* [Task] Extract the data exactly, missing nothing.

* [Material supplied]

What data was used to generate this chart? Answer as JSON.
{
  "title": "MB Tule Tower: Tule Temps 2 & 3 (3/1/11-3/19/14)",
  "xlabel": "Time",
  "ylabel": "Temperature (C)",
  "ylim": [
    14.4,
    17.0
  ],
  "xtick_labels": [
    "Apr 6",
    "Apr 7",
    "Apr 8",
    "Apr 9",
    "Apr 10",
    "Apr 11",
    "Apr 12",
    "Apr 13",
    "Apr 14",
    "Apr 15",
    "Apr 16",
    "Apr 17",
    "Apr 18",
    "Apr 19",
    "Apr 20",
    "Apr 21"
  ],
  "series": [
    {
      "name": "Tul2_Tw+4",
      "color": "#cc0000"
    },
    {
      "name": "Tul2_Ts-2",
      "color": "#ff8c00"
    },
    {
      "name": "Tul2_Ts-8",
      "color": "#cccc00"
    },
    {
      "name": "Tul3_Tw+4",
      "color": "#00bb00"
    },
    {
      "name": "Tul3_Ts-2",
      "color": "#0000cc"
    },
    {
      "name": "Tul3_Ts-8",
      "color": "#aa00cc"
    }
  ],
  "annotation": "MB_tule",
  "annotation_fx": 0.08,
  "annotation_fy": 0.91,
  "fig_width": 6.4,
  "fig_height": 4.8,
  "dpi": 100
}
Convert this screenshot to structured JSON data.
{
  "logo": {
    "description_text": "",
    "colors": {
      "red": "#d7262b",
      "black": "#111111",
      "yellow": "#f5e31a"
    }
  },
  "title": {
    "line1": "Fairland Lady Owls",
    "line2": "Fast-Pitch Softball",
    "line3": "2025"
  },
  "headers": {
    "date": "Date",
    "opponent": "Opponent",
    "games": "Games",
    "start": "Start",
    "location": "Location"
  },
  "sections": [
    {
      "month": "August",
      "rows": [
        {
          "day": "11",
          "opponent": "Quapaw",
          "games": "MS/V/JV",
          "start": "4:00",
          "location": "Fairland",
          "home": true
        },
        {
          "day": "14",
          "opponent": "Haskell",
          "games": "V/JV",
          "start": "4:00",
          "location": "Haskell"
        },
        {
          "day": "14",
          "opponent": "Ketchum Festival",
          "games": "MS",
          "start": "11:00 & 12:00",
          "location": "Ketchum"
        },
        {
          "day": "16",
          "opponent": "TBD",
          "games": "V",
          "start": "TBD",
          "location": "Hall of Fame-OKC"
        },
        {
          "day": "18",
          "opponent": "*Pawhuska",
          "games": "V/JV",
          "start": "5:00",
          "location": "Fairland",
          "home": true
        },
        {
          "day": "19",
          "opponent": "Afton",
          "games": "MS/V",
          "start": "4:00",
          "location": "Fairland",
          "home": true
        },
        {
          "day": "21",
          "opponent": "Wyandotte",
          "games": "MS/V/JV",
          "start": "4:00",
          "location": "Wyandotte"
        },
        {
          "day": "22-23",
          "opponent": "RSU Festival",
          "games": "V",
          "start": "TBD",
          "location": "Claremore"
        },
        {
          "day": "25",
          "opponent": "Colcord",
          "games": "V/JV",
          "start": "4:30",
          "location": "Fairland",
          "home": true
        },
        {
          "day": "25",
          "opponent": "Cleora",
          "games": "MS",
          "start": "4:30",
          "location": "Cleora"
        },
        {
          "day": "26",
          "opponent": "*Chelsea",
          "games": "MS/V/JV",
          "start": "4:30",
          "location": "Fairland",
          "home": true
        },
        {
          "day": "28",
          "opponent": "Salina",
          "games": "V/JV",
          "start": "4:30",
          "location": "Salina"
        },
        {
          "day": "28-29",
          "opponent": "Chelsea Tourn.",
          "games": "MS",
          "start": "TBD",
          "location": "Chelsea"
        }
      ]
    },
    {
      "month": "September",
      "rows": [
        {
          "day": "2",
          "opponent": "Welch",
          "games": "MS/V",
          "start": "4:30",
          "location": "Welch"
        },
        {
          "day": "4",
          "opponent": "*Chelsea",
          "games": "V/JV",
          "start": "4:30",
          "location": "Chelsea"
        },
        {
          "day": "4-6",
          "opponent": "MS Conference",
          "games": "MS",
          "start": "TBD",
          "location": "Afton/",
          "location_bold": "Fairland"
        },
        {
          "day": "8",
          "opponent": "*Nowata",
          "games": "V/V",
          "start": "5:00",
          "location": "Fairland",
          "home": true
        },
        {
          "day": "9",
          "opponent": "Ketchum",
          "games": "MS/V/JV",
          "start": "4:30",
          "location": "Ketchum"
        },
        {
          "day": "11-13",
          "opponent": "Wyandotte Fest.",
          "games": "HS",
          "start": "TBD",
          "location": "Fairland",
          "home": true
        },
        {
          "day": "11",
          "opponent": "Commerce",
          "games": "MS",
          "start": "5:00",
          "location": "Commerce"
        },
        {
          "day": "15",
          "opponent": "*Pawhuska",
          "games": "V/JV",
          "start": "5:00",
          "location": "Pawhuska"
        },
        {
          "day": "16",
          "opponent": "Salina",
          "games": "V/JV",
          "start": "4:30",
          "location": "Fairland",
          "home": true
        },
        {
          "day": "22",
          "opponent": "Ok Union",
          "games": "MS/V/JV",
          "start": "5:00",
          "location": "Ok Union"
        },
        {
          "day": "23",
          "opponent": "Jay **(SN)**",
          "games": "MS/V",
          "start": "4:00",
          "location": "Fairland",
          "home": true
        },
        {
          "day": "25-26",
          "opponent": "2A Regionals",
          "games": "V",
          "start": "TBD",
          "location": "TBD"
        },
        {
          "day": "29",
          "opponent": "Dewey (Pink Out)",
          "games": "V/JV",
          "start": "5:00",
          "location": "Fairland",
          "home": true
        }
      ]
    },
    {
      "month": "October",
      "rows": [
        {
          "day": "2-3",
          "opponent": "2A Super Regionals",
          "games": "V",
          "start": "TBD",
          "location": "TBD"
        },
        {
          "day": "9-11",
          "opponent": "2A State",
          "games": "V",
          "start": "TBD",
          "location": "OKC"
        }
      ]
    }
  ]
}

* [Complete response]
What data was used to generate this chart? Answer as JSON.
{
  "title": "MB Tule Tower: Tule Temps 2 & 3 (3/1/11-3/19/14)",
  "xlabel": "Time",
  "ylabel": "Temperature (C)",
  "ylim": [
    14.4,
    17.0
  ],
  "xtick_labels": [
    "Apr 6",
    "Apr 7",
    "Apr 8",
    "Apr 9",
    "Apr 10",
    "Apr 11",
    "Apr 12",
    "Apr 13",
    "Apr 14",
    "Apr 15",
    "Apr 16",
    "Apr 17",
    "Apr 18",
    "Apr 19",
    "Apr 20",
    "Apr 21"
  ],
  "series": [
    {
      "name": "Tul2_Tw+4",
      "color": "#cc0000"
    },
    {
      "name": "Tul2_Ts-2",
      "color": "#ff8c00"
    },
    {
      "name": "Tul2_Ts-8",
      "color": "#cccc00"
    },
    {
      "name": "Tul3_Tw+4",
      "color": "#00bb00"
    },
    {
      "name": "Tul3_Ts-2",
      "color": "#0000cc"
    },
    {
      "name": "Tul3_Ts-8",
      "color": "#aa00cc"
    }
  ],
  "annotation": "MB_tule",
  "annotation_fx": 0.08,
  "annotation_fy": 0.91,
  "fig_width": 6.4,
  "fig_height": 4.8,
  "dpi": 100
}
Convert this screenshot to structured JSON data.
{
  "logo": {
    "description_text": "",
    "colors": {
      "red": "#d7262b",
      "black": "#111111",
      "yellow": "#f5e31a"
    }
  },
  "title": {
    "line1": "Fairland Lady Owls",
    "line2": "Fast-Pitch Softball",
    "line3": "2025"
  },
  "headers": {
    "date": "Date",
    "opponent": "Opponent",
    "games": "Games",
    "start": "Start",
    "location": "Location"
  },
  "sections": [
    {
      "month": "August",
      "rows": [
        {
          "day": "11",
          "opponent": "Quapaw",
          "games": "MS/V/JV",
          "start": "4:00",
          "location": "Fairland",
          "home": true
        },
        {
          "day": "14",
          "opponent": "Haskell",
          "games": "V/JV",
          "start": "4:00",
          "location": "Haskell"
        },
        {
          "day": "14",
          "opponent": "Ketchum Festival",
          "games": "MS",
          "start": "11:00 & 12:00",
          "location": "Ketchum"
        },
        {
          "day": "16",
          "opponent": "TBD",
          "games": "V",
          "start": "TBD",
          "location": "Hall of Fame-OKC"
        },
        {
          "day": "18",
          "opponent": "*Pawhuska",
          "games": "V/JV",
          "start": "5:00",
          "location": "Fairland",
          "home": true
        },
        {
          "day": "19",
          "opponent": "Afton",
          "games": "MS/V",
          "start": "4:00",
          "location": "Fairland",
          "home": true
        },
        {
          "day": "21",
          "opponent": "Wyandotte",
          "games": "MS/V/JV",
          "start": "4:00",
          "location": "Wyandotte"
        },
        {
          "day": "22-23",
          "opponent": "RSU Festival",
          "games": "V",
          "start": "TBD",
          "location": "Claremore"
        },
        {
          "day": "25",
          "opponent": "Colcord",
          "games": "V/JV",
          "start": "4:30",
          "location": "Fairland",
          "home": true
        },
        {
          "day": "25",
          "opponent": "Cleora",
          "games": "MS",
          "start": "4:30",
          "location": "Cleora"
        },
        {
          "day": "26",
          "opponent": "*Chelsea",
          "games": "MS/V/JV",
          "start": "4:30",
          "location": "Fairland",
          "home": true
        },
        {
          "day": "28",
          "opponent": "Salina",
          "games": "V/JV",
          "start": "4:30",
          "location": "Salina"
        },
        {
          "day": "28-29",
          "opponent": "Chelsea Tourn.",
          "games": "MS",
          "start": "TBD",
          "location": "Chelsea"
        }
      ]
    },
    {
      "month": "September",
      "rows": [
        {
          "day": "2",
          "opponent": "Welch",
          "games": "MS/V",
          "start": "4:30",
          "location": "Welch"
        },
        {
          "day": "4",
          "opponent": "*Chelsea",
          "games": "V/JV",
          "start": "4:30",
          "location": "Chelsea"
        },
        {
          "day": "4-6",
          "opponent": "MS Conference",
          "games": "MS",
          "start": "TBD",
          "location": "Afton/",
          "location_bold": "Fairland"
        },
        {
          "day": "8",
          "opponent": "*Nowata",
          "games": "V/V",
          "start": "5:00",
          "location": "Fairland",
          "home": true
        },
        {
          "day": "9",
          "opponent": "Ketchum",
          "games": "MS/V/JV",
          "start": "4:30",
          "location": "Ketchum"
        },
        {
          "day": "11-13",
          "opponent": "Wyandotte Fest.",
          "games": "HS",
          "start": "TBD",
          "location": "Fairland",
          "home": true
        },
        {
          "day": "11",
          "opponent": "Commerce",
          "games": "MS",
          "start": "5:00",
          "location": "Commerce"
        },
        {
          "day": "15",
          "opponent": "*Pawhuska",
          "games": "V/JV",
          "start": "5:00",
          "location": "Pawhuska"
        },
        {
          "day": "16",
          "opponent": "Salina",
          "games": "V/JV",
          "start": "4:30",
          "location": "Fairland",
          "home": true
        },
        {
          "day": "22",
          "opponent": "Ok Union",
          "games": "MS/V/JV",
          "start": "5:00",
          "location": "Ok Union"
        },
        {
          "day": "23",
          "opponent": "Jay **(SN)**",
          "games": "MS/V",
          "start": "4:00",
          "location": "Fairland",
          "home": true
        },
        {
          "day": "25-26",
          "opponent": "2A Regionals",
          "games": "V",
          "start": "TBD",
          "location": "TBD"
        },
        {
          "day": "29",
          "opponent": "Dewey (Pink Out)",
          "games": "V/JV",
          "start": "5:00",
          "location": "Fairland",
          "home": true
        }
      ]
    },
    {
      "month": "October",
      "rows": [
        {
          "day": "2-3",
          "opponent": "2A Super Regionals",
          "games": "V",
          "start": "TBD",
          "location": "TBD"
        },
        {
          "day": "9-11",
          "opponent": "2A State",
          "games": "V",
          "start": "TBD",
          "location": "OKC"
        }
      ]
    }
  ]
}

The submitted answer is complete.